Repeat the listing word for word. No pictures belong in the copy.

- - -

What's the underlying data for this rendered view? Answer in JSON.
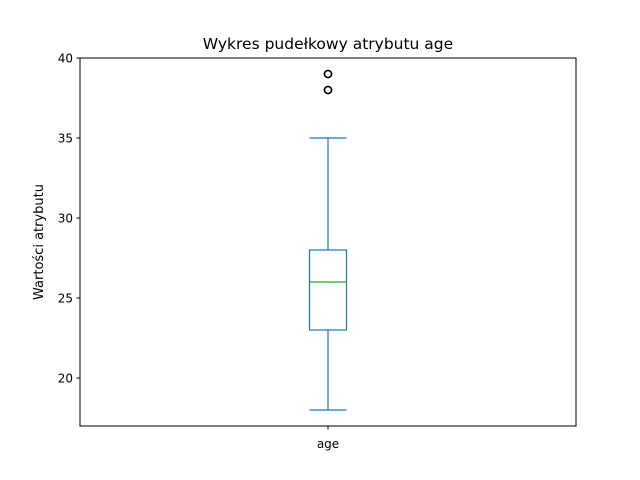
{
  "chart_data": {
    "type": "box",
    "title": "Wykres pudełkowy atrybutu age",
    "xlabel": "",
    "ylabel": "Wartości atrybutu",
    "categories": [
      "age"
    ],
    "ylim": [
      17,
      40
    ],
    "yticks": [
      20,
      25,
      30,
      35,
      40
    ],
    "grid": false,
    "series": [
      {
        "whisker_low": 18,
        "q1": 23,
        "median": 26,
        "q3": 28,
        "whisker_high": 35,
        "outliers": [
          38,
          38,
          39,
          39
        ]
      }
    ],
    "colors": {
      "box": "#1f77b4",
      "median": "#2ca02c",
      "outlier": "#000000",
      "axes": "#000000"
    }
  }
}
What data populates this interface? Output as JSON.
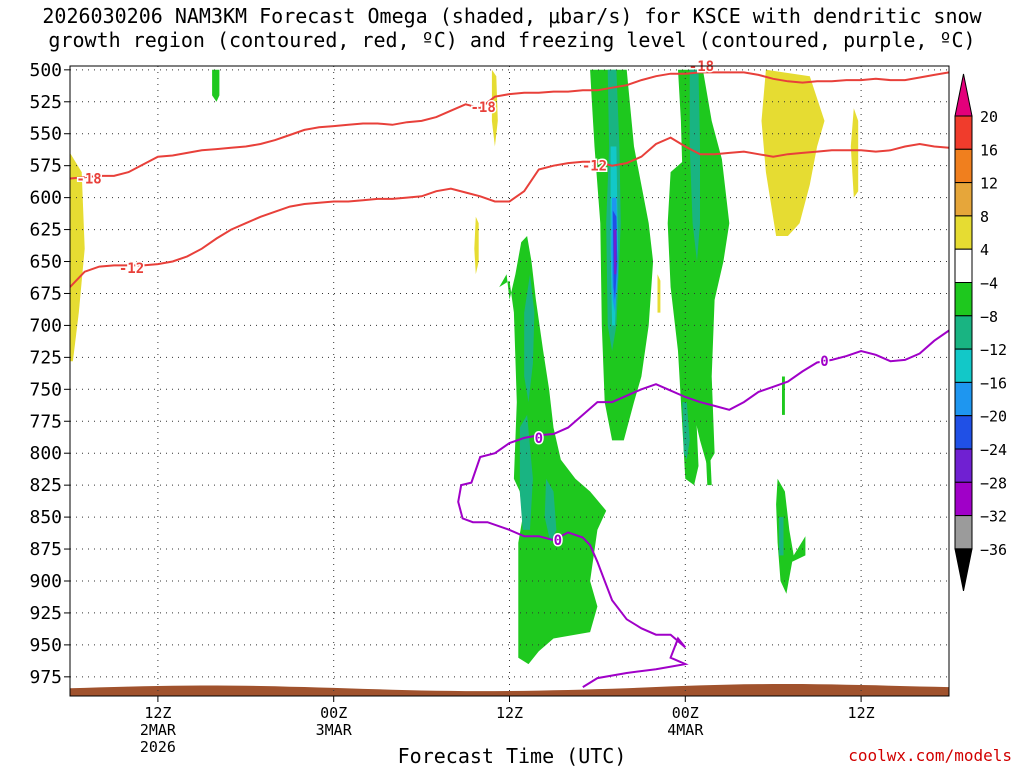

- - -

§ Solved exercise
What's the underlying data for this rendered view? Answer in JSON.
{
  "chart_data": {
    "type": "box",
    "title": "Wykres pudełkowy atrybutu age",
    "xlabel": "",
    "ylabel": "Wartości atrybutu",
    "categories": [
      "age"
    ],
    "ylim": [
      17,
      40
    ],
    "yticks": [
      20,
      25,
      30,
      35,
      40
    ],
    "grid": false,
    "series": [
      {
        "whisker_low": 18,
        "q1": 23,
        "median": 26,
        "q3": 28,
        "whisker_high": 35,
        "outliers": [
          38,
          38,
          39,
          39
        ]
      }
    ],
    "colors": {
      "box": "#1f77b4",
      "median": "#2ca02c",
      "outlier": "#000000",
      "axes": "#000000"
    }
  }
}
What data populates this interface? Output as JSON.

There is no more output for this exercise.